ENUNCIADO
Transcreva em forma de lista numerada os registros abaixo, do início até a linha que contém "heatmap-cell — [507, 274, 514, 281]", incluindo esta, e omita as linhas em branco.

[Registros de um conjunto de dados]
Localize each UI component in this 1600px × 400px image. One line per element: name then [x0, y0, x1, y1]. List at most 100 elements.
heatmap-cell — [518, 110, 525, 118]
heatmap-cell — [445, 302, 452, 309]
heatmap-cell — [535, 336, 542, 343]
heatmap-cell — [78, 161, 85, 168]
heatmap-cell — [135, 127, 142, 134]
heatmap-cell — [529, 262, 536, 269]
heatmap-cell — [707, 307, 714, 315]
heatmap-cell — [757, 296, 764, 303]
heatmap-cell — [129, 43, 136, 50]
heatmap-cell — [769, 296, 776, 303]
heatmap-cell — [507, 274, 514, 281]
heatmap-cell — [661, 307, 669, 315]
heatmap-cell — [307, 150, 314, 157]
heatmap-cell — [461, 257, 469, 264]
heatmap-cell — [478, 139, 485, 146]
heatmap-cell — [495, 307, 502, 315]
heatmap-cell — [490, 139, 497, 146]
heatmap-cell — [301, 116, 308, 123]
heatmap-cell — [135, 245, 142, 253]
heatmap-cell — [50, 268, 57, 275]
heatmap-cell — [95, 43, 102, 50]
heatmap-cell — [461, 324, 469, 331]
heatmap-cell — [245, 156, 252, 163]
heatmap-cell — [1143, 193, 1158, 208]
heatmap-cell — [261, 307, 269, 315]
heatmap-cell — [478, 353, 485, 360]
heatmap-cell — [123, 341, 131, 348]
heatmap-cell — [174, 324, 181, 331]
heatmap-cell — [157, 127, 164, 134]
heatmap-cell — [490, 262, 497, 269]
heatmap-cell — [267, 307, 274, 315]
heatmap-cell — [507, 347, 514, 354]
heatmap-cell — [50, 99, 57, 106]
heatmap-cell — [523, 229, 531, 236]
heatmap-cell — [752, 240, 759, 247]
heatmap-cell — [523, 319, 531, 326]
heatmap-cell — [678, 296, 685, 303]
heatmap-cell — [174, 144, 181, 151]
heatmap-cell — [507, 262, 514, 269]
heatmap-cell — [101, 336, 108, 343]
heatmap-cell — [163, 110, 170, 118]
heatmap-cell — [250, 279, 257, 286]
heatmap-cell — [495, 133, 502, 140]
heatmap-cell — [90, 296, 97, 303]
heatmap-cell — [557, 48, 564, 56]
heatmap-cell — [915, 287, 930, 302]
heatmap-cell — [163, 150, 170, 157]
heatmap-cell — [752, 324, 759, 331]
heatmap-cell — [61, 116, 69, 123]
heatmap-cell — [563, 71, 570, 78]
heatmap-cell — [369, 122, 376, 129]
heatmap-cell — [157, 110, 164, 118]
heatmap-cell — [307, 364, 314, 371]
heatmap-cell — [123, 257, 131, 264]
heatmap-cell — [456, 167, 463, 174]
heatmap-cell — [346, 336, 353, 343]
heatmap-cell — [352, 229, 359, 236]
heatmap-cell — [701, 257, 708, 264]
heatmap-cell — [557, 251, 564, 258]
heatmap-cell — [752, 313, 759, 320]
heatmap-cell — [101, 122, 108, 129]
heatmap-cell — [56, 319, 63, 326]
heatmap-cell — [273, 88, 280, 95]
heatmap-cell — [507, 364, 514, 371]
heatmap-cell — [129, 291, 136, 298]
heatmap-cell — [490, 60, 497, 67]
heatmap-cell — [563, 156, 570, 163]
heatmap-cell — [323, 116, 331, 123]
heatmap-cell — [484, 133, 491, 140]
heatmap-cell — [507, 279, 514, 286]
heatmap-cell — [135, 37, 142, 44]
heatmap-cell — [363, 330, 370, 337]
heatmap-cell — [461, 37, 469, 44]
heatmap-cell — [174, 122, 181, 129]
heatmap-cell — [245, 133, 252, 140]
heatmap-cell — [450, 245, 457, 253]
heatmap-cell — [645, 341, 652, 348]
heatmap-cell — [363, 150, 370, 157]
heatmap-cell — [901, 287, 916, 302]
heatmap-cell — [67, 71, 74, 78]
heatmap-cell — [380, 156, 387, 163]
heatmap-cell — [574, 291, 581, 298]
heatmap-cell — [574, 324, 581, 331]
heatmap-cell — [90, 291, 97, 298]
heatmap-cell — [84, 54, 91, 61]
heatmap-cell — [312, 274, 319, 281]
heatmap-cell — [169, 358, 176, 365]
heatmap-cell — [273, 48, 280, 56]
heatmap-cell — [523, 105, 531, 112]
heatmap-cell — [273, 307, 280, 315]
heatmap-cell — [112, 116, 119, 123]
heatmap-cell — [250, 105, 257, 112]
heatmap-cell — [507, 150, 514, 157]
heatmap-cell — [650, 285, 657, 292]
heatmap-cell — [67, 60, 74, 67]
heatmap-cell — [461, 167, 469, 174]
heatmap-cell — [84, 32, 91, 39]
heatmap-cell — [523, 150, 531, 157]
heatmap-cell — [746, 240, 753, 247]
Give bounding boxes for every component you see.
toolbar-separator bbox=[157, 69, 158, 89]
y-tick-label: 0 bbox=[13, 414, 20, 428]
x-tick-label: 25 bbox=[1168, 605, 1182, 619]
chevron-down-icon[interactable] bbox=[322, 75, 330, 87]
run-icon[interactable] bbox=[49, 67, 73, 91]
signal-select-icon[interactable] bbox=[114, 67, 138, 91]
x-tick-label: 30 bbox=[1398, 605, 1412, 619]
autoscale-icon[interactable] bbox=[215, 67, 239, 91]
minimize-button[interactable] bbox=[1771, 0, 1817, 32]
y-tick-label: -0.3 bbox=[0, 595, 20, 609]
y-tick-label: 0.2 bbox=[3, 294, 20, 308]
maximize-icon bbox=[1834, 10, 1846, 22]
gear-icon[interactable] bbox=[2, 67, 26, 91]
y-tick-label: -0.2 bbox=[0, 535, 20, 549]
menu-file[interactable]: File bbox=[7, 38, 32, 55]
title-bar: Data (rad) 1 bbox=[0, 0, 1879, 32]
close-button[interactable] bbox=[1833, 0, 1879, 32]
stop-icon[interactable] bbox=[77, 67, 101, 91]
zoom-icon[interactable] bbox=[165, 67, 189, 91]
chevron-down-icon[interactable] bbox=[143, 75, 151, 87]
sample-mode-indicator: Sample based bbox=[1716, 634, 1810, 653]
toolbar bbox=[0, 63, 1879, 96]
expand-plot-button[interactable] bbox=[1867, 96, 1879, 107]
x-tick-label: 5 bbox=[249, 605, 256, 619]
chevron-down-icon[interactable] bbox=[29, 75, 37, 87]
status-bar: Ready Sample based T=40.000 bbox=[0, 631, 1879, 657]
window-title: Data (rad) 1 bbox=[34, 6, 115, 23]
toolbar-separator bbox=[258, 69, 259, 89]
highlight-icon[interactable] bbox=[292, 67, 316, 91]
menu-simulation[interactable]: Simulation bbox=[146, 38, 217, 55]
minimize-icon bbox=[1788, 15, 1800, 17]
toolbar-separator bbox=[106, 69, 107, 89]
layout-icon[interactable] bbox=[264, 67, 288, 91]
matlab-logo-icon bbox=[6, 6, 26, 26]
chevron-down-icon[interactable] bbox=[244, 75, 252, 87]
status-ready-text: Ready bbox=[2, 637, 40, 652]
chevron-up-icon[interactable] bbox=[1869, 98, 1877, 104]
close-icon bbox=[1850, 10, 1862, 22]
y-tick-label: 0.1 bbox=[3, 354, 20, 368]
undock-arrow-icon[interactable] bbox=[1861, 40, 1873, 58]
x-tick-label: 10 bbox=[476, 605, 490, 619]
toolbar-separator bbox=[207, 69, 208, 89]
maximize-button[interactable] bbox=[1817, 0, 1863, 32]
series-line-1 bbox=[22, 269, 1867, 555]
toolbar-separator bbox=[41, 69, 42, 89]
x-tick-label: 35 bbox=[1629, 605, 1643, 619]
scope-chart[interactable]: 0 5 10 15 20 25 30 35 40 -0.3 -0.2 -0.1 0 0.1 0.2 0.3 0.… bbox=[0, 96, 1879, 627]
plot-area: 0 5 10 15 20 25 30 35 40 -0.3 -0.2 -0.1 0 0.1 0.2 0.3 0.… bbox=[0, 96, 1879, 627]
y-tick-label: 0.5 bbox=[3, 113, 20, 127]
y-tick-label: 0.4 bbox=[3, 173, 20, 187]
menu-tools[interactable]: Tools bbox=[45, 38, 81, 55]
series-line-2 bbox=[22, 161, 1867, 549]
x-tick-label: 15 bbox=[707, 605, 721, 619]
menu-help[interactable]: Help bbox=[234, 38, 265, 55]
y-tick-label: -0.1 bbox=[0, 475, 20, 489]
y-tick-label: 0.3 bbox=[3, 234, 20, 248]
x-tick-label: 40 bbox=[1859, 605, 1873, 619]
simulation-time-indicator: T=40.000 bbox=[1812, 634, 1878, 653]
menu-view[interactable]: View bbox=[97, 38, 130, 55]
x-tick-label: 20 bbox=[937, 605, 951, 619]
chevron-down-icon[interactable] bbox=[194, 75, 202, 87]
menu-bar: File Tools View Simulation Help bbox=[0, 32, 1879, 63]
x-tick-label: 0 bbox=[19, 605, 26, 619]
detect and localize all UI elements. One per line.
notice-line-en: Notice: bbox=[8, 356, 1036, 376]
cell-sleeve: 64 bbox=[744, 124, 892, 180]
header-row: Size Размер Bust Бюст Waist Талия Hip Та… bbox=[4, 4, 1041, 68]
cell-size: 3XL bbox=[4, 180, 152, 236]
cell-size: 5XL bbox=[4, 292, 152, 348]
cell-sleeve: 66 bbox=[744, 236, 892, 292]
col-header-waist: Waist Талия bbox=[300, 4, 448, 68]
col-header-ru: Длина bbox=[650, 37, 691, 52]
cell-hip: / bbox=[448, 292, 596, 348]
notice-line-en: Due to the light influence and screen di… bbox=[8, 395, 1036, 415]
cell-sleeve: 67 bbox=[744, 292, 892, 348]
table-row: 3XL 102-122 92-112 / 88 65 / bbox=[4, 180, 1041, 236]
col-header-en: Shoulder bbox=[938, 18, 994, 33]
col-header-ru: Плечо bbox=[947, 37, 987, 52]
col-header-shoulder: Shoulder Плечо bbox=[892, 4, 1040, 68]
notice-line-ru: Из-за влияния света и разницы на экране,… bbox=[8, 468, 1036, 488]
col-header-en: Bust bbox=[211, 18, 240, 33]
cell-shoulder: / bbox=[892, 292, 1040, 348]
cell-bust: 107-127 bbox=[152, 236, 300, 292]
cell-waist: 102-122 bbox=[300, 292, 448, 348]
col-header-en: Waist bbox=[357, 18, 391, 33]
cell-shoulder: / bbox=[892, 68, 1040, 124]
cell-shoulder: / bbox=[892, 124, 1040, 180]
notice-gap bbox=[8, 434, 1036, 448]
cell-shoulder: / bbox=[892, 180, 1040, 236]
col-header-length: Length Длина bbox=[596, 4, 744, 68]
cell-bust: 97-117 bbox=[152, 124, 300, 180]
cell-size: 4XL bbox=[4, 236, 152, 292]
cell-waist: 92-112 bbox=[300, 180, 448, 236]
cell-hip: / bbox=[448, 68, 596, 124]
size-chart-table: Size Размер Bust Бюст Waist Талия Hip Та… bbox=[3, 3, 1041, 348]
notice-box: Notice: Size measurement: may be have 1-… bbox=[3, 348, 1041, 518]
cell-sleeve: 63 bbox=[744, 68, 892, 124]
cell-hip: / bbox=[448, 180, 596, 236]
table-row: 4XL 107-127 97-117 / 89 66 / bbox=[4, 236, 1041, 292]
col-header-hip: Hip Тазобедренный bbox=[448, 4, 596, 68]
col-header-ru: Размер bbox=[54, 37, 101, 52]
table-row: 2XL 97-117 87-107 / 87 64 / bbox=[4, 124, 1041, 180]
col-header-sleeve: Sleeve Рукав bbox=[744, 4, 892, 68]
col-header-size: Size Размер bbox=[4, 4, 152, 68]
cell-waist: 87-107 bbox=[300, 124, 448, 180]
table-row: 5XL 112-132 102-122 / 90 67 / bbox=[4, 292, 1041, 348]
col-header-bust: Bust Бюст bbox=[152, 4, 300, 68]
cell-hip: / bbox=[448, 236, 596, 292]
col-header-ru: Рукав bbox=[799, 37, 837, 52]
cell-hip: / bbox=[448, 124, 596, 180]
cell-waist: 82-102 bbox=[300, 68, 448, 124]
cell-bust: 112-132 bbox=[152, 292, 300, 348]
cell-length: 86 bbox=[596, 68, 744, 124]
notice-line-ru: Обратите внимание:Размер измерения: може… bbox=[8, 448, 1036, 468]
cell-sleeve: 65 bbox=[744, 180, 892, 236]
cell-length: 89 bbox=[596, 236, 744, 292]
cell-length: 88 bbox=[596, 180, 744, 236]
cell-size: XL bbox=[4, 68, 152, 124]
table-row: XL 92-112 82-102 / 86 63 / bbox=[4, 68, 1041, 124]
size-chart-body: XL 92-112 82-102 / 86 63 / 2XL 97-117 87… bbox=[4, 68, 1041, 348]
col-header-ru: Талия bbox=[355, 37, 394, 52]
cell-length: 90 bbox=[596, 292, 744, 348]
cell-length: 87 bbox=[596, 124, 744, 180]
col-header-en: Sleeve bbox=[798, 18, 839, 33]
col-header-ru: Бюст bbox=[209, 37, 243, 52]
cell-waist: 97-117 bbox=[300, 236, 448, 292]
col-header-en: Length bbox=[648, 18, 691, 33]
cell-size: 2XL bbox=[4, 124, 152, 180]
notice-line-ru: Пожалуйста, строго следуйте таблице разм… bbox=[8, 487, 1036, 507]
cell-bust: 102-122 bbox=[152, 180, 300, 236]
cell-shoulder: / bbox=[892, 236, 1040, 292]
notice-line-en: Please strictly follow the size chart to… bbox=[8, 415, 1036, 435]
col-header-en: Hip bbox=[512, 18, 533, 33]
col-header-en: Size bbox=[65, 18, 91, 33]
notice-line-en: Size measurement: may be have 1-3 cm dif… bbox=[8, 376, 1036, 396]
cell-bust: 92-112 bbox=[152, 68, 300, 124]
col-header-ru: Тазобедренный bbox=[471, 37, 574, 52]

RESOLUÇÃO
1. Localize each UI component in this 1600px × 400px image. One line per element: name then [x0, y0, x1, y1]. List at most 100 elements.
2. heatmap-cell — [518, 110, 525, 118]
3. heatmap-cell — [445, 302, 452, 309]
4. heatmap-cell — [535, 336, 542, 343]
5. heatmap-cell — [78, 161, 85, 168]
6. heatmap-cell — [135, 127, 142, 134]
7. heatmap-cell — [529, 262, 536, 269]
8. heatmap-cell — [707, 307, 714, 315]
9. heatmap-cell — [757, 296, 764, 303]
10. heatmap-cell — [129, 43, 136, 50]
11. heatmap-cell — [769, 296, 776, 303]
12. heatmap-cell — [507, 274, 514, 281]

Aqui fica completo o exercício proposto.